[START Record list]
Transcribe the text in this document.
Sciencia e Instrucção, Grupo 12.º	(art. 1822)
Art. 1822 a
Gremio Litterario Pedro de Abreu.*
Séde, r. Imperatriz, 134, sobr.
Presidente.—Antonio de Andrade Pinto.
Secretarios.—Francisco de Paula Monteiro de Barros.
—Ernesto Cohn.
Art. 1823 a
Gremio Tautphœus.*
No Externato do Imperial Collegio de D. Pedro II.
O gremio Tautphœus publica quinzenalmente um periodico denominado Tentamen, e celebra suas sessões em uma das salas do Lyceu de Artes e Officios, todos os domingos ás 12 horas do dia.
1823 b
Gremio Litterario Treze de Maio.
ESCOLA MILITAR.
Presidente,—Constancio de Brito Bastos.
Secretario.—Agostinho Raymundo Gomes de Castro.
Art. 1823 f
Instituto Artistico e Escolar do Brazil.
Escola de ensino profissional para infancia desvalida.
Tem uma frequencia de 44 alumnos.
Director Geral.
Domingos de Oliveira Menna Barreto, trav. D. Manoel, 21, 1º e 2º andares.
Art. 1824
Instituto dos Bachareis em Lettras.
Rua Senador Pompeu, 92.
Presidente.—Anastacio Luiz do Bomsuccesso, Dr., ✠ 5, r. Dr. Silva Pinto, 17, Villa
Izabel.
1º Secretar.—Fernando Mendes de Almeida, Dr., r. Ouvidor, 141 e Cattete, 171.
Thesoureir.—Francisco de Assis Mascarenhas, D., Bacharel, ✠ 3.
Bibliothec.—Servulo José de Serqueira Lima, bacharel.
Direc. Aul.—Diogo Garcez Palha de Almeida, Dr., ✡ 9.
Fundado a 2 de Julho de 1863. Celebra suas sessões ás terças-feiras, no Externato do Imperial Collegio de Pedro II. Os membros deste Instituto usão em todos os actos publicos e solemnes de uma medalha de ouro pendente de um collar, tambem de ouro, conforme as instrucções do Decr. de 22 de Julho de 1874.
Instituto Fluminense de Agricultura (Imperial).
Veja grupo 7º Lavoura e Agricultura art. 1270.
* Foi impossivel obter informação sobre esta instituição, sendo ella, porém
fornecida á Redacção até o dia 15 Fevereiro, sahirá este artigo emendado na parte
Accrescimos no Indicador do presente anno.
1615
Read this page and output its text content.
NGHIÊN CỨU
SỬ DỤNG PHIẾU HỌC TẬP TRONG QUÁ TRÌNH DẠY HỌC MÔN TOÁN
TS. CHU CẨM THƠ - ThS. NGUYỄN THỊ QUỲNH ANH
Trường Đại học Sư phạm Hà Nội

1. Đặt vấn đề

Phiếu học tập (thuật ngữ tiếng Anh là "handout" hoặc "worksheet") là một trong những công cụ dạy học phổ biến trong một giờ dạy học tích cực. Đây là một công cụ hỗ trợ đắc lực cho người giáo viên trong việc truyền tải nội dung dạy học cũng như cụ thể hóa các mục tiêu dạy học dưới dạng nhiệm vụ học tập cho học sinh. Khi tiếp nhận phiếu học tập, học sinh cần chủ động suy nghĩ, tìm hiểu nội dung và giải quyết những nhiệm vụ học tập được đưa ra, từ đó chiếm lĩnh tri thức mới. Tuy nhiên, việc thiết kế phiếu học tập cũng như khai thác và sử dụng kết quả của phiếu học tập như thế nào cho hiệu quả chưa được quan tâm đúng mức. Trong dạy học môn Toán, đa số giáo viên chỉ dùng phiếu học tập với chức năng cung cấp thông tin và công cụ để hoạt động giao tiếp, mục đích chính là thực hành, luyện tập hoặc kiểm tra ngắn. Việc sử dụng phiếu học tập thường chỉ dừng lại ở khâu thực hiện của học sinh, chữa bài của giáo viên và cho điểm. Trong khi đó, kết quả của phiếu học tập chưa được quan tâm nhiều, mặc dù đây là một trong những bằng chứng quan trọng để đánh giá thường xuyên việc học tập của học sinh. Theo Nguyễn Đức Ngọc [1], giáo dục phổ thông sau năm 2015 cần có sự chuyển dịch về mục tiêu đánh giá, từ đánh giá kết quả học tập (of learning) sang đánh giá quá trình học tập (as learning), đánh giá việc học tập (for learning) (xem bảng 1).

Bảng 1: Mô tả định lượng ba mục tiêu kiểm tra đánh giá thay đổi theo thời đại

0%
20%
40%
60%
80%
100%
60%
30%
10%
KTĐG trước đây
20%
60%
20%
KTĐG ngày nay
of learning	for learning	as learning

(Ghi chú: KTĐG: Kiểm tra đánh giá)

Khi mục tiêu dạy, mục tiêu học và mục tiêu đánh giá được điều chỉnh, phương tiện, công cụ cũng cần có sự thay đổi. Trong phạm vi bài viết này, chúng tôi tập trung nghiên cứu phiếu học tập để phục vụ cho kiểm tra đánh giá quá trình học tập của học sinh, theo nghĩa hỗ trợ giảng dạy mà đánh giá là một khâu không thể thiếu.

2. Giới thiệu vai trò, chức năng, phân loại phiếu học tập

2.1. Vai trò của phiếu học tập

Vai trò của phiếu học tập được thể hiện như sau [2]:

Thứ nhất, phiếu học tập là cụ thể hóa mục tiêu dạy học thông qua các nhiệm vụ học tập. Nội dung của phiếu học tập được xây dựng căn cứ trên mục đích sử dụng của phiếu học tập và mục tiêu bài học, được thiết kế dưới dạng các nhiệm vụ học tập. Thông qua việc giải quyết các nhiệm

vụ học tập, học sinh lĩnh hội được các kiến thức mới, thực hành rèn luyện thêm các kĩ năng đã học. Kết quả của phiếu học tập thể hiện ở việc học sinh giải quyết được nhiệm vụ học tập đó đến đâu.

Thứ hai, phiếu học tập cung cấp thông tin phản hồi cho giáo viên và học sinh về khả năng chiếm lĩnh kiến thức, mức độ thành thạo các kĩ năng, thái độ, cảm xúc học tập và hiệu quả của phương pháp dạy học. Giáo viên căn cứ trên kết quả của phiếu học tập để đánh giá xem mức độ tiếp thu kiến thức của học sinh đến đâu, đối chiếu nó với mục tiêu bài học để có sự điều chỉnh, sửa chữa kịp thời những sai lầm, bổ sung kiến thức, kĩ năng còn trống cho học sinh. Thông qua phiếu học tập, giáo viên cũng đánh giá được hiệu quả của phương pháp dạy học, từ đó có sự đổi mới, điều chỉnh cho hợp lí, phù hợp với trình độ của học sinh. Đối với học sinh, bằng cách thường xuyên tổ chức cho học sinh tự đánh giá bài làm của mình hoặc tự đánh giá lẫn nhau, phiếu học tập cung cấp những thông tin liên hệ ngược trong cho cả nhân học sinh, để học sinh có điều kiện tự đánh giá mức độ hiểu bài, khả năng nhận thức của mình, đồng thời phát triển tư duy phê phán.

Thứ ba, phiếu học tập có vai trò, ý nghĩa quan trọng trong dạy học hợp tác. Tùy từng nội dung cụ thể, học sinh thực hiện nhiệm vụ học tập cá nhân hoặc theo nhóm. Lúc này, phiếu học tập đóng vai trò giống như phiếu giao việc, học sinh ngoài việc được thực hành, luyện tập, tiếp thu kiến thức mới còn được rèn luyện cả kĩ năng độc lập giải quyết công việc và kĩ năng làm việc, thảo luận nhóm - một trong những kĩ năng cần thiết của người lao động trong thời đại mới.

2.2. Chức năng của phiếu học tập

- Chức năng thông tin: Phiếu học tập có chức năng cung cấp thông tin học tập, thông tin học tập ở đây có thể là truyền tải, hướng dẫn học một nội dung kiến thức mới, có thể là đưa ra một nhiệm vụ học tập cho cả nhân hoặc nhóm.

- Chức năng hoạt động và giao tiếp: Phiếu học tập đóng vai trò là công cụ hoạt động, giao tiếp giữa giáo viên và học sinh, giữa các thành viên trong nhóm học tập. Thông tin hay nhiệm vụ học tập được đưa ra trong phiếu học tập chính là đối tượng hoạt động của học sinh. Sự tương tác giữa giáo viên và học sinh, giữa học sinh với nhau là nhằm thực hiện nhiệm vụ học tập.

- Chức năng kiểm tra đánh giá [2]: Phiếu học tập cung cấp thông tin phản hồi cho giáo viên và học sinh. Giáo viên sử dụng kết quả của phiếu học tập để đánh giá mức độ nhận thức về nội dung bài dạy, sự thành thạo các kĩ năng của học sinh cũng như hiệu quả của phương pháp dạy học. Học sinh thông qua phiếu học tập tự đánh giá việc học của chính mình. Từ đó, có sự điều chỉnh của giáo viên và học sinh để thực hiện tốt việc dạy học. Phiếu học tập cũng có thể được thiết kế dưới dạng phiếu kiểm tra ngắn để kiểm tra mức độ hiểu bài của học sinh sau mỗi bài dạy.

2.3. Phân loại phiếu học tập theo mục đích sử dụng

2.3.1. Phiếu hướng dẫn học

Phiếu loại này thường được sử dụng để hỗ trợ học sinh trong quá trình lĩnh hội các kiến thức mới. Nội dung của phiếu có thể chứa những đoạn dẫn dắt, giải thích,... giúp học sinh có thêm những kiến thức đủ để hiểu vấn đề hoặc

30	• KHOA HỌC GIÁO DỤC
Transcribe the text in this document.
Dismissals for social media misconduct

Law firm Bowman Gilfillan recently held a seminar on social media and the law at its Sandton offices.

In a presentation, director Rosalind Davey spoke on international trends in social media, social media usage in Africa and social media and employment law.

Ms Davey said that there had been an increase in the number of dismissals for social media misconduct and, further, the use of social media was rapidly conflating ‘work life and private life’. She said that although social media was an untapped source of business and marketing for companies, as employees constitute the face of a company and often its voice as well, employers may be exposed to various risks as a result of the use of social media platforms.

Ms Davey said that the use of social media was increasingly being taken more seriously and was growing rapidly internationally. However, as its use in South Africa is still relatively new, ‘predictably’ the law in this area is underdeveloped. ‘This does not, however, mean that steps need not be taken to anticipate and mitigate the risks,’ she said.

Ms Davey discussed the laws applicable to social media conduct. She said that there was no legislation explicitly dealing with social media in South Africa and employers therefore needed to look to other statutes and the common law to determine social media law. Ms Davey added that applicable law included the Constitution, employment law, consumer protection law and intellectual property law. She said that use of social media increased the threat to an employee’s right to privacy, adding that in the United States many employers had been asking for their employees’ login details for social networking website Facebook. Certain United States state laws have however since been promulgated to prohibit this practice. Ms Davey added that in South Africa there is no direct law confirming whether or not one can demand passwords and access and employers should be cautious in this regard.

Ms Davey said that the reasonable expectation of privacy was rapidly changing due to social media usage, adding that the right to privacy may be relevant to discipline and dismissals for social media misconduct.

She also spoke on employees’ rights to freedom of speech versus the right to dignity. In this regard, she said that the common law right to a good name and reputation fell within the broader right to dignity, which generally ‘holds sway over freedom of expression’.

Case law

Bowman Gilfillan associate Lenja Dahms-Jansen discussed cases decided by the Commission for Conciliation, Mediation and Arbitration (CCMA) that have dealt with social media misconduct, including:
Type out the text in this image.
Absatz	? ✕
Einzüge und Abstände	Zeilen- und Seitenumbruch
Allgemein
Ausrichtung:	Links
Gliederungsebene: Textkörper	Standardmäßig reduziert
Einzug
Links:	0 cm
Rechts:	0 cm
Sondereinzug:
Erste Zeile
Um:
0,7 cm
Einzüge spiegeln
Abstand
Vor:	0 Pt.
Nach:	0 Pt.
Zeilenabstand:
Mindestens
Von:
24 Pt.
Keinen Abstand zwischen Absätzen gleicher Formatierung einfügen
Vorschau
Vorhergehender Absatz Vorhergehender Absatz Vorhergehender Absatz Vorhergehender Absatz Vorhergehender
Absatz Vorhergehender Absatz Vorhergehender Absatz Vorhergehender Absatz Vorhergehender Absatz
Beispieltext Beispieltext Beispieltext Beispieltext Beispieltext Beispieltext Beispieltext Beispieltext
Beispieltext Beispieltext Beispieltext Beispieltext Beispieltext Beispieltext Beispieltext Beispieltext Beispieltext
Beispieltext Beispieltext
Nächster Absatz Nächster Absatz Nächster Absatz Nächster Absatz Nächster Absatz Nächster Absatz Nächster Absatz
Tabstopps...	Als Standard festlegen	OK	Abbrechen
[END Record list]
▶ [What needs to be done] Filter the records down to the lines that contain the string "Pedro", and copy those lines.

▶ [Task response]
Gremio Litterario Pedro de Abreu.*
No Externato do Imperial Collegio de D. Pedro II.
Fundado a 2 de Julho de 1863. Celebra suas sessões ás terças-feiras, no Externato do Imperial Collegio de Pedro II. Os membros deste Instituto usão em todos os actos publicos e solemnes de uma medalha de ouro pendente de um collar, tambem de ouro, conforme as instrucções do Decr. de 22 de Julho de 1874.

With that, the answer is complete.